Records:
──────────────────────────────

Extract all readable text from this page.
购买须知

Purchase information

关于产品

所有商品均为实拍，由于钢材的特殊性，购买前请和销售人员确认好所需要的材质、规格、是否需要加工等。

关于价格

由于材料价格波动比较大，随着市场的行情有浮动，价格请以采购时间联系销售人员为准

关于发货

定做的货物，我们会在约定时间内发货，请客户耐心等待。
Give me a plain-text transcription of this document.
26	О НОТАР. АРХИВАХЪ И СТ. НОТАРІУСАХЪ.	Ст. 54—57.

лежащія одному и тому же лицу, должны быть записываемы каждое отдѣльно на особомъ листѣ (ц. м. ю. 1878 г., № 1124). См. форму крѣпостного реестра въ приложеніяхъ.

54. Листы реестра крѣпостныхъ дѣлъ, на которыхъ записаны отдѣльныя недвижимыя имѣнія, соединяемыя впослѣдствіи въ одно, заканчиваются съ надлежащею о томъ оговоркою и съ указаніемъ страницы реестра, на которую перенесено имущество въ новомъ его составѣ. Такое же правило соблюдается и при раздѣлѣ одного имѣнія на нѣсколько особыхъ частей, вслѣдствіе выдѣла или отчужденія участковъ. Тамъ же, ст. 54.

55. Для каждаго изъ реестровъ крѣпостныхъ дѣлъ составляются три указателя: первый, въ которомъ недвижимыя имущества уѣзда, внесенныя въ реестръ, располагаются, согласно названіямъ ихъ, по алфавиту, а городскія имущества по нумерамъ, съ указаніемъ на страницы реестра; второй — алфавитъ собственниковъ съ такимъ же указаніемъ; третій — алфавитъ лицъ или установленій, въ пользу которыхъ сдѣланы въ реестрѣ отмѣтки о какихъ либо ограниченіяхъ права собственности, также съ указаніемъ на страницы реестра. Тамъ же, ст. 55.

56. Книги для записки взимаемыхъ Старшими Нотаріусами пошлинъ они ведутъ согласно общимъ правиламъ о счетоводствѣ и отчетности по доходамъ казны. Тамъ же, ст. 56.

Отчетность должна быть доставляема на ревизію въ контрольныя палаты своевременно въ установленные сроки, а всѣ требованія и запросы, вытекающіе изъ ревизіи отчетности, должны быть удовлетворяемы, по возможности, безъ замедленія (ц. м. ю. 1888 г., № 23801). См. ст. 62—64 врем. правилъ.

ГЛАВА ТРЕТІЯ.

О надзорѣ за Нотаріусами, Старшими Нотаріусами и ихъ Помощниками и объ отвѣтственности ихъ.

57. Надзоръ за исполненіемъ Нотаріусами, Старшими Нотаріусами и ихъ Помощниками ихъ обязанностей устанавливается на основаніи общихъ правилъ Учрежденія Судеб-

──────────────────────────────

Directive.
All entries must be repeated verbatim.

Task result.
Extract all readable text from this page.
购买须知

Purchase information

关于产品

所有商品均为实拍，由于钢材的特殊性，购买前请和销售人员确认好所需要的材质、规格、是否需要加工等。

关于价格

由于材料价格波动比较大，随着市场的行情有浮动，价格请以采购时间联系销售人员为准

关于发货

定做的货物，我们会在约定时间内发货，请客户耐心等待。
Give me a plain-text transcription of this document.
26	О НОТАР. АРХИВАХЪ И СТ. НОТАРІУСАХЪ.	Ст. 54—57.

лежащія одному и тому же лицу, должны быть записываемы каждое отдѣльно на особомъ листѣ (ц. м. ю. 1878 г., № 1124). См. форму крѣпостного реестра въ приложеніяхъ.

54. Листы реестра крѣпостныхъ дѣлъ, на которыхъ записаны отдѣльныя недвижимыя имѣнія, соединяемыя впослѣдствіи въ одно, заканчиваются съ надлежащею о томъ оговоркою и съ указаніемъ страницы реестра, на которую перенесено имущество въ новомъ его составѣ. Такое же правило соблюдается и при раздѣлѣ одного имѣнія на нѣсколько особыхъ частей, вслѣдствіе выдѣла или отчужденія участковъ. Тамъ же, ст. 54.

55. Для каждаго изъ реестровъ крѣпостныхъ дѣлъ составляются три указателя: первый, въ которомъ недвижимыя имущества уѣзда, внесенныя въ реестръ, располагаются, согласно названіямъ ихъ, по алфавиту, а городскія имущества по нумерамъ, съ указаніемъ на страницы реестра; второй — алфавитъ собственниковъ съ такимъ же указаніемъ; третій — алфавитъ лицъ или установленій, въ пользу которыхъ сдѣланы въ реестрѣ отмѣтки о какихъ либо ограниченіяхъ права собственности, также съ указаніемъ на страницы реестра. Тамъ же, ст. 55.

56. Книги для записки взимаемыхъ Старшими Нотаріусами пошлинъ они ведутъ согласно общимъ правиламъ о счетоводствѣ и отчетности по доходамъ казны. Тамъ же, ст. 56.

Отчетность должна быть доставляема на ревизію въ контрольныя палаты своевременно въ установленные сроки, а всѣ требованія и запросы, вытекающіе изъ ревизіи отчетности, должны быть удовлетворяемы, по возможности, безъ замедленія (ц. м. ю. 1888 г., № 23801). См. ст. 62—64 врем. правилъ.

ГЛАВА ТРЕТІЯ.

О надзорѣ за Нотаріусами, Старшими Нотаріусами и ихъ Помощниками и объ отвѣтственности ихъ.

57. Надзоръ за исполненіемъ Нотаріусами, Старшими Нотаріусами и ихъ Помощниками ихъ обязанностей устанавливается на основаніи общихъ правилъ Учрежденія Судеб-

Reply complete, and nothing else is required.